Start Records for this exercise

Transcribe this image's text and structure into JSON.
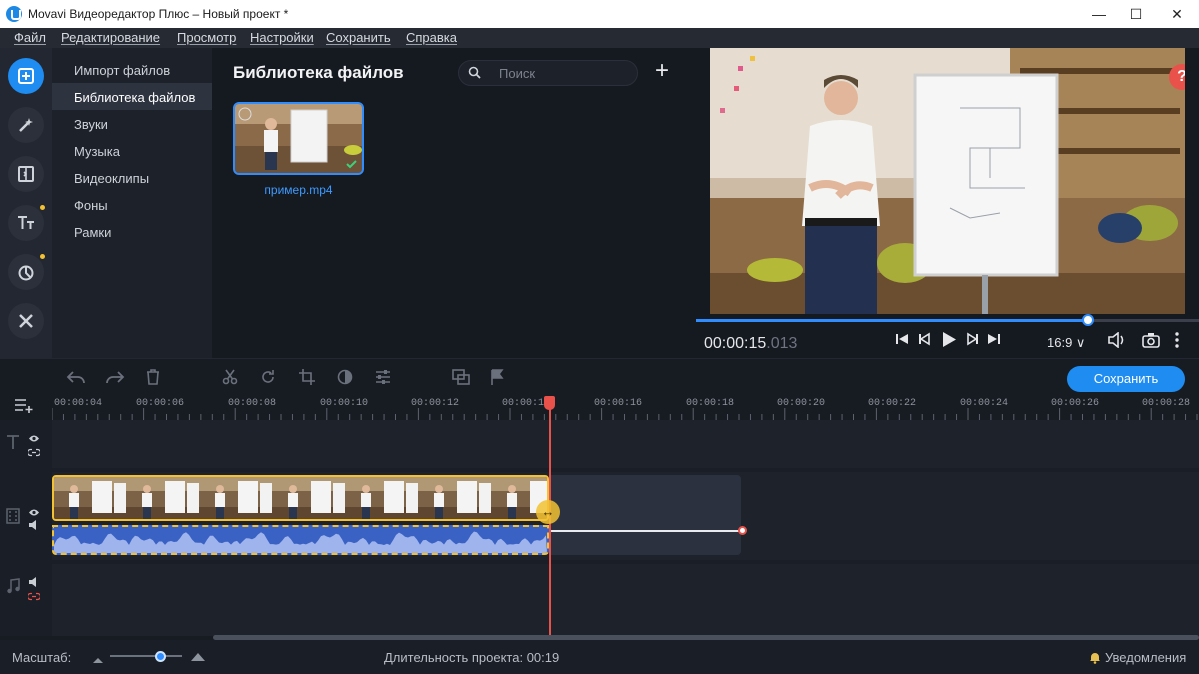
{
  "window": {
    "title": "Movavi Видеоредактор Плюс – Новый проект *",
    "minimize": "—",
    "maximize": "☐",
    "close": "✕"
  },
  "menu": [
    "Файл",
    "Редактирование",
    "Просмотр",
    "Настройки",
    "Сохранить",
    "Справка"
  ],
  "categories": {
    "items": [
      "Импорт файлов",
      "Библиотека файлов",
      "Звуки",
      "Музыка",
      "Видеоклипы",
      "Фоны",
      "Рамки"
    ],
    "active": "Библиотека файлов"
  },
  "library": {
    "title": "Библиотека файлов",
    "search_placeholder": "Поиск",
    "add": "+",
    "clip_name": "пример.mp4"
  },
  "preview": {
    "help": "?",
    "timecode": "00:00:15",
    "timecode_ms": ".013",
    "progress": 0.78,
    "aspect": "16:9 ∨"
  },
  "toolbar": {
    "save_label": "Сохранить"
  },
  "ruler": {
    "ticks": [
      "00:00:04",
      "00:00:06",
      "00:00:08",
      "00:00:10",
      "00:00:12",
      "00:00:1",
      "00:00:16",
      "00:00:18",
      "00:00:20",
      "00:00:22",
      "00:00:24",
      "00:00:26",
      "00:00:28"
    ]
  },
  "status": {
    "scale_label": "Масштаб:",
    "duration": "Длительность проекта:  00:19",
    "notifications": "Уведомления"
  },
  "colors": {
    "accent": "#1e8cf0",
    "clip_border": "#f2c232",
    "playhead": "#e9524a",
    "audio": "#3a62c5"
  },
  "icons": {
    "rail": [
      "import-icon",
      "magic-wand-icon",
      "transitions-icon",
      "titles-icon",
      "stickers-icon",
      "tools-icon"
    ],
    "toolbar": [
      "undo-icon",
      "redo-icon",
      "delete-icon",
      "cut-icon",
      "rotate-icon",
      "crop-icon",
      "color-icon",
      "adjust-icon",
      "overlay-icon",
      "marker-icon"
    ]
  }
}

End Records for this exercise

▸ What to work on:
Write out each line of the data that holds the string "Библиотека".

▸ The response:
      "Библиотека файлов",
    "active": "Библиотека файлов"
    "title": "Библиотека файлов",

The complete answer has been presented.